#### STATED TASK:
Restate the entries below verbatim.

Data entries for graphics:
--------------------------------
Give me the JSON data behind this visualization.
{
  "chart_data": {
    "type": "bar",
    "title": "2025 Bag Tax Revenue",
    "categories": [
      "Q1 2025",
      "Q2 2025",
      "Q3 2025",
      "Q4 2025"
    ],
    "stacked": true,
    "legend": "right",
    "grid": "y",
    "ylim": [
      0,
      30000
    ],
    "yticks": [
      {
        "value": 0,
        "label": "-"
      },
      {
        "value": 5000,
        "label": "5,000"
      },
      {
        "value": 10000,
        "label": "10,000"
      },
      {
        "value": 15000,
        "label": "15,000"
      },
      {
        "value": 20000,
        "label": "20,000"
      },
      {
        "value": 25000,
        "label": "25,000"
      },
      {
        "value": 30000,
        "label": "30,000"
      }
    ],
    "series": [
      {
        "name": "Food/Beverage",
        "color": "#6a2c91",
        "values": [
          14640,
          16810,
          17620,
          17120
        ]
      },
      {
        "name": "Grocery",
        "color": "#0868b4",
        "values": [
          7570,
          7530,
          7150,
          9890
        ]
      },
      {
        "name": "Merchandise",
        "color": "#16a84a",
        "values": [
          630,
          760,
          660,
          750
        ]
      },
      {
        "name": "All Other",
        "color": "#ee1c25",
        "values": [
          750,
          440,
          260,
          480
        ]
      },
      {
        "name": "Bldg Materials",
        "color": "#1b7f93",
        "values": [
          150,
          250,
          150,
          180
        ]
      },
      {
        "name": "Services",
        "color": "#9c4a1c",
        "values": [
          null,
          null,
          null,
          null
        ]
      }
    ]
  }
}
--------------------------------
#### WRITTEN ANSWER:
Give me the JSON data behind this visualization.
{
  "chart_data": {
    "type": "bar",
    "title": "2025 Bag Tax Revenue",
    "categories": [
      "Q1 2025",
      "Q2 2025",
      "Q3 2025",
      "Q4 2025"
    ],
    "stacked": true,
    "legend": "right",
    "grid": "y",
    "ylim": [
      0,
      30000
    ],
    "yticks": [
      {
        "value": 0,
        "label": "-"
      },
      {
        "value": 5000,
        "label": "5,000"
      },
      {
        "value": 10000,
        "label": "10,000"
      },
      {
        "value": 15000,
        "label": "15,000"
      },
      {
        "value": 20000,
        "label": "20,000"
      },
      {
        "value": 25000,
        "label": "25,000"
      },
      {
        "value": 30000,
        "label": "30,000"
      }
    ],
    "series": [
      {
        "name": "Food/Beverage",
        "color": "#6a2c91",
        "values": [
          14640,
          16810,
          17620,
          17120
        ]
      },
      {
        "name": "Grocery",
        "color": "#0868b4",
        "values": [
          7570,
          7530,
          7150,
          9890
        ]
      },
      {
        "name": "Merchandise",
        "color": "#16a84a",
        "values": [
          630,
          760,
          660,
          750
        ]
      },
      {
        "name": "All Other",
        "color": "#ee1c25",
        "values": [
          750,
          440,
          260,
          480
        ]
      },
      {
        "name": "Bldg Materials",
        "color": "#1b7f93",
        "values": [
          150,
          250,
          150,
          180
        ]
      },
      {
        "name": "Services",
        "color": "#9c4a1c",
        "values": [
          null,
          null,
          null,
          null
        ]
      }
    ]
  }
}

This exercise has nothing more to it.